## Requirements
From the listing below, return each line that includes "topped".

════════════════

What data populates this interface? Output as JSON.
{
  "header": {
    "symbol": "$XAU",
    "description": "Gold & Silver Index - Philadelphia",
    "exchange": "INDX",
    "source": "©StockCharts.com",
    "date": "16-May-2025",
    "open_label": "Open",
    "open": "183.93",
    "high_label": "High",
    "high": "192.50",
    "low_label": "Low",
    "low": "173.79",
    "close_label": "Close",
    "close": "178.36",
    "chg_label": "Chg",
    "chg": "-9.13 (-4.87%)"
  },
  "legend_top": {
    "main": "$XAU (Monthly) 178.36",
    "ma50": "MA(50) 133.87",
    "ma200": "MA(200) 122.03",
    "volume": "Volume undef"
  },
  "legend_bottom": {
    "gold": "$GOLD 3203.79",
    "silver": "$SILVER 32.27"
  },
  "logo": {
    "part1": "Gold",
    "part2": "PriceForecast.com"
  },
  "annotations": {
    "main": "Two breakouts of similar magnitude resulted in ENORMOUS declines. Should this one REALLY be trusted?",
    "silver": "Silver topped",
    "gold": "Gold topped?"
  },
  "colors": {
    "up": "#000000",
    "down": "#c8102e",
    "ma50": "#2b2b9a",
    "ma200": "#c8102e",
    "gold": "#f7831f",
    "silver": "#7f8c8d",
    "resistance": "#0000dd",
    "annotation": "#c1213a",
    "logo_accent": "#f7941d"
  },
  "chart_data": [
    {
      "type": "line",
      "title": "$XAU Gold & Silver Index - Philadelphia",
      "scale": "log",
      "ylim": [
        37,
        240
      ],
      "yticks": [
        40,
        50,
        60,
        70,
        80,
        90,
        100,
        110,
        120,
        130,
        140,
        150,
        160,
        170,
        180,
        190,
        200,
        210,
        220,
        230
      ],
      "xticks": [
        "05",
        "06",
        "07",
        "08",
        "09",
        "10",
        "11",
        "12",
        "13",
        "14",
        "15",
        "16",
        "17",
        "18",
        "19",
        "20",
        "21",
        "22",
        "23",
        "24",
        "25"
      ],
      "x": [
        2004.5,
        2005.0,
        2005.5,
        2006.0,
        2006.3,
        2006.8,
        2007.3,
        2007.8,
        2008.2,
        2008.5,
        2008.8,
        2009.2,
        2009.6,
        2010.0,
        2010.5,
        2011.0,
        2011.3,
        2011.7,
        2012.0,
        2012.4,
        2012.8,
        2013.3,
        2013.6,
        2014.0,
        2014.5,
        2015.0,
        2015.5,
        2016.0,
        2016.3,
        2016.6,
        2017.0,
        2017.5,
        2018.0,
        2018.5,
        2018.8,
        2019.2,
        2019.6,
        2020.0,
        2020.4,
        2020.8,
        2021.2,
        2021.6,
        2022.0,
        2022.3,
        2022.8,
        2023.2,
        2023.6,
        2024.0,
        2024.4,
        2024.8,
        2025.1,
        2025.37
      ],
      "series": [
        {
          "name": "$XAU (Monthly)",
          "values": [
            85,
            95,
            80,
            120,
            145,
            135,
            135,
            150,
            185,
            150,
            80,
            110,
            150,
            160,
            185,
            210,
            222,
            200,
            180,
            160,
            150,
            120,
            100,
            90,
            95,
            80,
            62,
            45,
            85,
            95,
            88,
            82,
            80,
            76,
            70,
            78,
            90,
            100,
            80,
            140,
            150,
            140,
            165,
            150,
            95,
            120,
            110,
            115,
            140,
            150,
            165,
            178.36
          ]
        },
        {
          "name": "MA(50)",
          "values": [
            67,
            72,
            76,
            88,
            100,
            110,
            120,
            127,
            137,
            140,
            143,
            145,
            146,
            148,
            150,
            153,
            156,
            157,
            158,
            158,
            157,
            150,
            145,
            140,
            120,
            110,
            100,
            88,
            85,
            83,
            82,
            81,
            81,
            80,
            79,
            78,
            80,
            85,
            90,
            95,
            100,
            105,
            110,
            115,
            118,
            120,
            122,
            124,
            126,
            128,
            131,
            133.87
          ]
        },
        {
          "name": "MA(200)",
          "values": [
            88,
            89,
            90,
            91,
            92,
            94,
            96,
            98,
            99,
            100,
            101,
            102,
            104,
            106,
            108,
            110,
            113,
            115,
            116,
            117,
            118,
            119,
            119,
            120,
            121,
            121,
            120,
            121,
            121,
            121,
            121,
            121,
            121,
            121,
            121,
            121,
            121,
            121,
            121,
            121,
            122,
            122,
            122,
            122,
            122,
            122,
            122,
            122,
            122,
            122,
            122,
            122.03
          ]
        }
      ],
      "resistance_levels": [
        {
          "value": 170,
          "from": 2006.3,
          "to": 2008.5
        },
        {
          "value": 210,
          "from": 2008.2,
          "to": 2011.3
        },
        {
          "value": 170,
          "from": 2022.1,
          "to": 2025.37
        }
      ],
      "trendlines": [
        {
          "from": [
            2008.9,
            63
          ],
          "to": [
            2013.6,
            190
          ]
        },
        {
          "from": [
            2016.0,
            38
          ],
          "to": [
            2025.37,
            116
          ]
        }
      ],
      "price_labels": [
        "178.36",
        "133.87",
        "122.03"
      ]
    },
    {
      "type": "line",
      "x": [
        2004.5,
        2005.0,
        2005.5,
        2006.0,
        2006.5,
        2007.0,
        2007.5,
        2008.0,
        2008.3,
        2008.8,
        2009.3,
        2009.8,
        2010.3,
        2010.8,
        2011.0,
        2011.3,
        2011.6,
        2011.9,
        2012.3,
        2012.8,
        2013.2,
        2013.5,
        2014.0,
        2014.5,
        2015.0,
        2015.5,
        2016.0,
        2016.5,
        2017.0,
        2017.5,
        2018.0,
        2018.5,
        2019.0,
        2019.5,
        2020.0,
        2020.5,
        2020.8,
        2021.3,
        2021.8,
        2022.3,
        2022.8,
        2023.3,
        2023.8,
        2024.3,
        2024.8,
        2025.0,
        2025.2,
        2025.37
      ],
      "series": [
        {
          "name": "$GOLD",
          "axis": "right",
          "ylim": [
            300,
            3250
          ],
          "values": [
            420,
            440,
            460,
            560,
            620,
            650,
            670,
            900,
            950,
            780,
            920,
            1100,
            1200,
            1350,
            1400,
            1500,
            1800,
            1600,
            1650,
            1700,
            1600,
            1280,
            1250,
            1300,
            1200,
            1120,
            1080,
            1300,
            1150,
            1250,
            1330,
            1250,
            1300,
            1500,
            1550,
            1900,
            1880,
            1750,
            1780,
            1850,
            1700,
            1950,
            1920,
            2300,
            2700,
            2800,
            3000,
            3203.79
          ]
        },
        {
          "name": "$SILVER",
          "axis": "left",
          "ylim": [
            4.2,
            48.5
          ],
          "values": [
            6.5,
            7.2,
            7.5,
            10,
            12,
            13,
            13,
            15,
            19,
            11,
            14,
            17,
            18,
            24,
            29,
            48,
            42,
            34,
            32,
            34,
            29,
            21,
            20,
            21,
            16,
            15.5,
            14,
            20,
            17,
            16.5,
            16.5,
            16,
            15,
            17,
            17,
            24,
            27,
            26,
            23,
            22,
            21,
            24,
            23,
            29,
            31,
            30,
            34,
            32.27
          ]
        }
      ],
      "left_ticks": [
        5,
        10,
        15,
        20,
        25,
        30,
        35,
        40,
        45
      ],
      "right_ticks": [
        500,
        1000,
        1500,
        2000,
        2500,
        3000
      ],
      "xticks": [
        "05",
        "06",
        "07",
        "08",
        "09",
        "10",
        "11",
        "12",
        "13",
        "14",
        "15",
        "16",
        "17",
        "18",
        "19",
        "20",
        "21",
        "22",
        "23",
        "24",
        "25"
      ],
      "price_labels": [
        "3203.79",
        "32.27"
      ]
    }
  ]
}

════════════════

## Answer for the task
    "silver": "Silver topped",
    "gold": "Gold topped?"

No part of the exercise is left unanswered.